Stored data

-=-=-

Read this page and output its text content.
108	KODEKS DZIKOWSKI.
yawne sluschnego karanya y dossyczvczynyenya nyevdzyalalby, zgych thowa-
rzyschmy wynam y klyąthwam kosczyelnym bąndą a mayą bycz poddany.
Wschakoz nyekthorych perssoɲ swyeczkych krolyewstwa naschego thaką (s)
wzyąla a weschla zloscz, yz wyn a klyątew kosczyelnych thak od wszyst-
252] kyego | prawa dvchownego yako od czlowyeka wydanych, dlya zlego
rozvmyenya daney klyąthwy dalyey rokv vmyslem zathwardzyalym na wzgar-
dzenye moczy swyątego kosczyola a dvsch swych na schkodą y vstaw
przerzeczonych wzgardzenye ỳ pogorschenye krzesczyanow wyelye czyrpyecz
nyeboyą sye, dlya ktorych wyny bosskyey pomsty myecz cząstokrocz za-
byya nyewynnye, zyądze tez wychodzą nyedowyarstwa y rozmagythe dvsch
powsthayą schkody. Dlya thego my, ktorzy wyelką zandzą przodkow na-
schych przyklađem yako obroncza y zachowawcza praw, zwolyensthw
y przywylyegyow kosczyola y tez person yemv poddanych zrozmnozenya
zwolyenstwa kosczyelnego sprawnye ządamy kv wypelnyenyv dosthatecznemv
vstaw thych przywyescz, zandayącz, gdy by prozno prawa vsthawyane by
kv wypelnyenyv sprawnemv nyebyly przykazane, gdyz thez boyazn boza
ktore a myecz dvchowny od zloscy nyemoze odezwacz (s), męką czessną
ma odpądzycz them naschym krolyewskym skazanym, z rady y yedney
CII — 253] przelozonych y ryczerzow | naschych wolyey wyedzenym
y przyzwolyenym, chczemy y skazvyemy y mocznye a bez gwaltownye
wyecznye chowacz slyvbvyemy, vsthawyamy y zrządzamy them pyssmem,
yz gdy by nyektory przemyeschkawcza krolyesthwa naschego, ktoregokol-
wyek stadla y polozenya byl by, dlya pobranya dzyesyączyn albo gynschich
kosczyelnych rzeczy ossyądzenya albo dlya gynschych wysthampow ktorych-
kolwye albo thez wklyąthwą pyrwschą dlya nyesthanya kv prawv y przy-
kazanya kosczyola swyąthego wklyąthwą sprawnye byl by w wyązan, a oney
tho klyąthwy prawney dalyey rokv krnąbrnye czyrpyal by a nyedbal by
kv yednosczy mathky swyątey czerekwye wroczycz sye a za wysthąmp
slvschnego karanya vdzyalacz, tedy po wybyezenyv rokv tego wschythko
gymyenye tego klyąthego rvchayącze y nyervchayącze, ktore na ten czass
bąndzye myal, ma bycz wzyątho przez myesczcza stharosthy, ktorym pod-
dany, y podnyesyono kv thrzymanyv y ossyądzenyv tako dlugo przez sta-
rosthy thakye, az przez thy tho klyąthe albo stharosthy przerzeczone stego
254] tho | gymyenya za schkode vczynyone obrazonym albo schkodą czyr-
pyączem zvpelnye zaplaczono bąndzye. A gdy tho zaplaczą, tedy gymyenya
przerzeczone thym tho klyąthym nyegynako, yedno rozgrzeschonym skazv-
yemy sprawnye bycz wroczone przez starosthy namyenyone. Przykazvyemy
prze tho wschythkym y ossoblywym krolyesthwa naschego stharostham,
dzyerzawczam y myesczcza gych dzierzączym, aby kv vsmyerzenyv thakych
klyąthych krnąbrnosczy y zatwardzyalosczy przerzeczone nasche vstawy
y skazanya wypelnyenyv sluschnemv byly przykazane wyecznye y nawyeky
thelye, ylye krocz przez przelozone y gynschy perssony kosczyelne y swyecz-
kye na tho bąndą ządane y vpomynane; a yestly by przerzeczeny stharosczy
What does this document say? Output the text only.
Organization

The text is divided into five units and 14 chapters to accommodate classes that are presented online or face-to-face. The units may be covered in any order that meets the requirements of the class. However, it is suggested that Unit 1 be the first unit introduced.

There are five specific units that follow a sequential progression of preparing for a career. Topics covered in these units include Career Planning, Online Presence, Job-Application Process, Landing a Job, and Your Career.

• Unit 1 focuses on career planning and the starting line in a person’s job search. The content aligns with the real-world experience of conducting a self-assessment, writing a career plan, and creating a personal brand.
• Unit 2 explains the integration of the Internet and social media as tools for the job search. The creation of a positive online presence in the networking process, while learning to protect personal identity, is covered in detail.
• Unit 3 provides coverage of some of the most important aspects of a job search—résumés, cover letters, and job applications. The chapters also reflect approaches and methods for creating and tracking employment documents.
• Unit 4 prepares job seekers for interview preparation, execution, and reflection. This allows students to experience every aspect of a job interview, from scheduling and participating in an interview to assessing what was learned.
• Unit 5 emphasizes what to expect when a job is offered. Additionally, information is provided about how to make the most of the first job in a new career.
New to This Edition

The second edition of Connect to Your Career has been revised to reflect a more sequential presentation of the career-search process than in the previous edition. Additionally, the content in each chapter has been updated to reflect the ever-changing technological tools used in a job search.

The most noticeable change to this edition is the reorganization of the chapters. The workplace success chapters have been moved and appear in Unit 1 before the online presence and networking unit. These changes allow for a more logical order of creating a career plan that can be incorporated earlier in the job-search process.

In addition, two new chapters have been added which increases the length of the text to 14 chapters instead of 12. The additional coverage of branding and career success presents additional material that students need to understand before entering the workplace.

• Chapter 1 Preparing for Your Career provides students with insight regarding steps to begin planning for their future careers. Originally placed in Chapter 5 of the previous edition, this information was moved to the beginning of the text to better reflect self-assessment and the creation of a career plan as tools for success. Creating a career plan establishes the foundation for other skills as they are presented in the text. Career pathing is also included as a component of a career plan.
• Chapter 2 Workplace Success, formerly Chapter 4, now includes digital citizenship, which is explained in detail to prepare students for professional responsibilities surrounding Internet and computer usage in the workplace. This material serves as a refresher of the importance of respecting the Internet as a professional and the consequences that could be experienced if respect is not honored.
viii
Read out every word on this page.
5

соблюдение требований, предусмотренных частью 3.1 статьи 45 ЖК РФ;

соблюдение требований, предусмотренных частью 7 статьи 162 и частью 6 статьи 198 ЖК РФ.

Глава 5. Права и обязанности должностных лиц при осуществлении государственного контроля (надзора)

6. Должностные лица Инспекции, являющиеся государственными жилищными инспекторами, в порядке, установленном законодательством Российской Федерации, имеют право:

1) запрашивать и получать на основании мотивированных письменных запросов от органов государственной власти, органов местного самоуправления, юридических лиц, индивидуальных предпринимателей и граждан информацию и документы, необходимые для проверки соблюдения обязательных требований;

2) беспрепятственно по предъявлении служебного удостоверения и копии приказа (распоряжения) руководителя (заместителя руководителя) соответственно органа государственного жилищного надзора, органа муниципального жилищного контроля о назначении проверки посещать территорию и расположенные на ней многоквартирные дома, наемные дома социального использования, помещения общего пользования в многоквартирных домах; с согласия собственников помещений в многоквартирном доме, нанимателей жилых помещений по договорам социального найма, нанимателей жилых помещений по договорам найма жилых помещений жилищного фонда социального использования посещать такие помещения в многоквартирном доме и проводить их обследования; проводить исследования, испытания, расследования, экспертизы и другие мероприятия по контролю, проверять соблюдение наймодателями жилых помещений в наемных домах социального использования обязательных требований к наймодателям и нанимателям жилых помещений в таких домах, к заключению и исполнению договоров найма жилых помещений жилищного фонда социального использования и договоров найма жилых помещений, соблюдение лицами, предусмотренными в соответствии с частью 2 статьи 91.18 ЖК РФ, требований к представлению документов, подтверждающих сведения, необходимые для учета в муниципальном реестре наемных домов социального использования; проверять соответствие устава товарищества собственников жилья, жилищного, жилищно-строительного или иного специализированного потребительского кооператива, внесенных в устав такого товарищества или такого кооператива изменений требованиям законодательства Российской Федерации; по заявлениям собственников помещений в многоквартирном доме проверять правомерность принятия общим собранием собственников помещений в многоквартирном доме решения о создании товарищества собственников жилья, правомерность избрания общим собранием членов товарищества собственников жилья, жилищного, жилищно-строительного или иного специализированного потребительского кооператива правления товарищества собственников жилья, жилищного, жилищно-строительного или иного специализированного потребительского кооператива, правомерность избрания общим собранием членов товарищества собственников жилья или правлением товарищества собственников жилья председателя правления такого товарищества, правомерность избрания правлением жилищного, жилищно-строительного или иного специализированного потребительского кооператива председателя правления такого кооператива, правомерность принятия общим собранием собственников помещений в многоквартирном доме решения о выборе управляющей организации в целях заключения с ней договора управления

-=-=-

WHAT IS ASKED =
Look over the records above and copy each line that includes the string "most".

RESULT OF THIS TASK =
• Unit 3 provides coverage of some of the most important aspects of a job search—résumés, cover letters, and job applications. The chapters also reflect approaches and methods for creating and tracking employment documents.
• Unit 5 emphasizes what to expect when a job is offered. Additionally, information is provided about how to make the most of the first job in a new career.
The most noticeable change to this edition is the reorganization of the chapters. The workplace success chapters have been moved and appear in Unit 1 before the online presence and networking unit. These changes allow for a more logical order of creating a career plan that can be incorporated earlier in the job-search process.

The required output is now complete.